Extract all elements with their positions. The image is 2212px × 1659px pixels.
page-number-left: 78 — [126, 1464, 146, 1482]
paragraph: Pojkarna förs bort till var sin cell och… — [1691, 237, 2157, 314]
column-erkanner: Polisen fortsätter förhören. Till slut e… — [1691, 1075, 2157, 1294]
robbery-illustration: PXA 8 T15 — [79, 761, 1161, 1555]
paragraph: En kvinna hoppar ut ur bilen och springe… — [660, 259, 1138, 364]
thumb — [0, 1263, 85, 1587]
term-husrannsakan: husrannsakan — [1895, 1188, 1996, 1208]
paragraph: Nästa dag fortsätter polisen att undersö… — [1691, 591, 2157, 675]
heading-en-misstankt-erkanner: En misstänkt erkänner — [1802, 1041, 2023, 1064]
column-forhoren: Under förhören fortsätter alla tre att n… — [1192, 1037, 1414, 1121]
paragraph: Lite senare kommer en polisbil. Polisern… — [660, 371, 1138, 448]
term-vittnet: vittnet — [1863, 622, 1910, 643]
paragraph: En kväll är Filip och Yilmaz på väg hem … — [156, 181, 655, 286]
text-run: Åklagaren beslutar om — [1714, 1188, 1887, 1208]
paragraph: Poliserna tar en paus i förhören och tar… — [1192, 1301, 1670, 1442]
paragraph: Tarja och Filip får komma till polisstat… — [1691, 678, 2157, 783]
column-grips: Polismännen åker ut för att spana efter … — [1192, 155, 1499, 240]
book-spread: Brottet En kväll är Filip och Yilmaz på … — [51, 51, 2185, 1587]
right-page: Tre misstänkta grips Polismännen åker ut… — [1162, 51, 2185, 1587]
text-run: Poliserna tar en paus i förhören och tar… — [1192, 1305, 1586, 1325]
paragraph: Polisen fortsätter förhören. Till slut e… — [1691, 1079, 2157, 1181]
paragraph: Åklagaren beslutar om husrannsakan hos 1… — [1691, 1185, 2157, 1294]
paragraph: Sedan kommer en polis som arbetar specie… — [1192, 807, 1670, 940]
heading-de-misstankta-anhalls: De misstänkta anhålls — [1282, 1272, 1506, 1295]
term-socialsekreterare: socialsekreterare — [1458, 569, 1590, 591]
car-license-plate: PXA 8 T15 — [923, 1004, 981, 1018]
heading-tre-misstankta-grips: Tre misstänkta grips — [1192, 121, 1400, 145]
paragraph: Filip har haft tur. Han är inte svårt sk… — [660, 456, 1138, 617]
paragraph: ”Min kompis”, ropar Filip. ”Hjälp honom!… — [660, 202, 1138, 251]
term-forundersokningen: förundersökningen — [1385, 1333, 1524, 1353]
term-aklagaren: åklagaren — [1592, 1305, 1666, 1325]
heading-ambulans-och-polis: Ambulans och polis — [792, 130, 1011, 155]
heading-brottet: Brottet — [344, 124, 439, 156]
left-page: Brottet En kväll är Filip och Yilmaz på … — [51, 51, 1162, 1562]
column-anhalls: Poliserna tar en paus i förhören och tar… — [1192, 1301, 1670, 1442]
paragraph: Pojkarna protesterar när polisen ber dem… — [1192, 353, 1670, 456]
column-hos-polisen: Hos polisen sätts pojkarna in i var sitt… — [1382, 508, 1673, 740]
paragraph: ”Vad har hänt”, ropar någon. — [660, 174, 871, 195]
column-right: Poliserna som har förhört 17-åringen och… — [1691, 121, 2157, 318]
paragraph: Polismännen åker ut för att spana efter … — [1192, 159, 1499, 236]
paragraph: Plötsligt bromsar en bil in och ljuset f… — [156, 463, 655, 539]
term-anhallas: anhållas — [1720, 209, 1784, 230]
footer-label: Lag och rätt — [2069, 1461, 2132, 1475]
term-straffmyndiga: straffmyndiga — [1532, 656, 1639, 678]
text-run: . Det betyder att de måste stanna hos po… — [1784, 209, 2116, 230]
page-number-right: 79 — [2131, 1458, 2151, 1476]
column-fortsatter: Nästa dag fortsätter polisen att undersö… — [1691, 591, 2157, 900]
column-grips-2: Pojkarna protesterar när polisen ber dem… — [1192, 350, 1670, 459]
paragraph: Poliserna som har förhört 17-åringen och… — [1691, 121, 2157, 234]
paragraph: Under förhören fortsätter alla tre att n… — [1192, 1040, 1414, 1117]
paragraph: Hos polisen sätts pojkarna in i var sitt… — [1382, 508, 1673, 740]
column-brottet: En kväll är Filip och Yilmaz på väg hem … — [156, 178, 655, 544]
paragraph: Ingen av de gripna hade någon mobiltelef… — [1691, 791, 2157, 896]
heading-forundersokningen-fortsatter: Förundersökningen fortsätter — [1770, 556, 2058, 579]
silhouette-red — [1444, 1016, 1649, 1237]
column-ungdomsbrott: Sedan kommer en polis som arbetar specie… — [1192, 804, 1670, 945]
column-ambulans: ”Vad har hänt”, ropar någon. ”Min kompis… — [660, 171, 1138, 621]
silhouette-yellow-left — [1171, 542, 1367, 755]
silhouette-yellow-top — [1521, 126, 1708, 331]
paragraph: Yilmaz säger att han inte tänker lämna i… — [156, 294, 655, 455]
# # # # #
EXERCISE DIRECTIONS
Please copy every line of the records above word for word, without changing anything.

TASK RESULT
Extract all elements with their positions. The image is 2212px × 1659px pixels.
page-number-left: 78 — [126, 1464, 146, 1482]
paragraph: Pojkarna förs bort till var sin cell och… — [1691, 237, 2157, 314]
column-erkanner: Polisen fortsätter förhören. Till slut e… — [1691, 1075, 2157, 1294]
robbery-illustration: PXA 8 T15 — [79, 761, 1161, 1555]
paragraph: En kvinna hoppar ut ur bilen och springe… — [660, 259, 1138, 364]
thumb — [0, 1263, 85, 1587]
term-husrannsakan: husrannsakan — [1895, 1188, 1996, 1208]
paragraph: Nästa dag fortsätter polisen att undersö… — [1691, 591, 2157, 675]
heading-en-misstankt-erkanner: En misstänkt erkänner — [1802, 1041, 2023, 1064]
column-forhoren: Under förhören fortsätter alla tre att n… — [1192, 1037, 1414, 1121]
paragraph: Lite senare kommer en polisbil. Polisern… — [660, 371, 1138, 448]
term-vittnet: vittnet — [1863, 622, 1910, 643]
paragraph: En kväll är Filip och Yilmaz på väg hem … — [156, 181, 655, 286]
text-run: Åklagaren beslutar om — [1714, 1188, 1887, 1208]
paragraph: Poliserna tar en paus i förhören och tar… — [1192, 1301, 1670, 1442]
paragraph: Tarja och Filip får komma till polisstat… — [1691, 678, 2157, 783]
column-grips: Polismännen åker ut för att spana efter … — [1192, 155, 1499, 240]
book-spread: Brottet En kväll är Filip och Yilmaz på … — [51, 51, 2185, 1587]
right-page: Tre misstänkta grips Polismännen åker ut… — [1162, 51, 2185, 1587]
text-run: Poliserna tar en paus i förhören och tar… — [1192, 1305, 1586, 1325]
paragraph: Polisen fortsätter förhören. Till slut e… — [1691, 1079, 2157, 1181]
paragraph: Åklagaren beslutar om husrannsakan hos 1… — [1691, 1185, 2157, 1294]
paragraph: Sedan kommer en polis som arbetar specie… — [1192, 807, 1670, 940]
heading-de-misstankta-anhalls: De misstänkta anhålls — [1282, 1272, 1506, 1295]
term-socialsekreterare: socialsekreterare — [1458, 569, 1590, 591]
car-license-plate: PXA 8 T15 — [923, 1004, 981, 1018]
heading-tre-misstankta-grips: Tre misstänkta grips — [1192, 121, 1400, 145]
paragraph: Filip har haft tur. Han är inte svårt sk… — [660, 456, 1138, 617]
paragraph: ”Min kompis”, ropar Filip. ”Hjälp honom!… — [660, 202, 1138, 251]
term-forundersokningen: förundersökningen — [1385, 1333, 1524, 1353]
term-aklagaren: åklagaren — [1592, 1305, 1666, 1325]
heading-ambulans-och-polis: Ambulans och polis — [792, 130, 1011, 155]
heading-brottet: Brottet — [344, 124, 439, 156]
left-page: Brottet En kväll är Filip och Yilmaz på … — [51, 51, 1162, 1562]
column-anhalls: Poliserna tar en paus i förhören och tar… — [1192, 1301, 1670, 1442]
paragraph: Pojkarna protesterar när polisen ber dem… — [1192, 353, 1670, 456]
column-hos-polisen: Hos polisen sätts pojkarna in i var sitt… — [1382, 508, 1673, 740]
paragraph: ”Vad har hänt”, ropar någon. — [660, 174, 871, 195]
column-right: Poliserna som har förhört 17-åringen och… — [1691, 121, 2157, 318]
paragraph: Polismännen åker ut för att spana efter … — [1192, 159, 1499, 236]
paragraph: Plötsligt bromsar en bil in och ljuset f… — [156, 463, 655, 539]
term-anhallas: anhållas — [1720, 209, 1784, 230]
footer-label: Lag och rätt — [2069, 1461, 2132, 1475]
term-straffmyndiga: straffmyndiga — [1532, 656, 1639, 678]
text-run: . Det betyder att de måste stanna hos po… — [1784, 209, 2116, 230]
page-number-right: 79 — [2131, 1458, 2151, 1476]
column-fortsatter: Nästa dag fortsätter polisen att undersö… — [1691, 591, 2157, 900]
column-grips-2: Pojkarna protesterar när polisen ber dem… — [1192, 350, 1670, 459]
paragraph: Poliserna som har förhört 17-åringen och… — [1691, 121, 2157, 234]
paragraph: Under förhören fortsätter alla tre att n… — [1192, 1040, 1414, 1117]
paragraph: Hos polisen sätts pojkarna in i var sitt… — [1382, 508, 1673, 740]
column-brottet: En kväll är Filip och Yilmaz på väg hem … — [156, 178, 655, 544]
paragraph: Ingen av de gripna hade någon mobiltelef… — [1691, 791, 2157, 896]
heading-forundersokningen-fortsatter: Förundersökningen fortsätter — [1770, 556, 2058, 579]
silhouette-red — [1444, 1016, 1649, 1237]
column-ungdomsbrott: Sedan kommer en polis som arbetar specie… — [1192, 804, 1670, 945]
column-ambulans: ”Vad har hänt”, ropar någon. ”Min kompis… — [660, 171, 1138, 621]
silhouette-yellow-left — [1171, 542, 1367, 755]
silhouette-yellow-top — [1521, 126, 1708, 331]
paragraph: Yilmaz säger att han inte tänker lämna i… — [156, 294, 655, 455]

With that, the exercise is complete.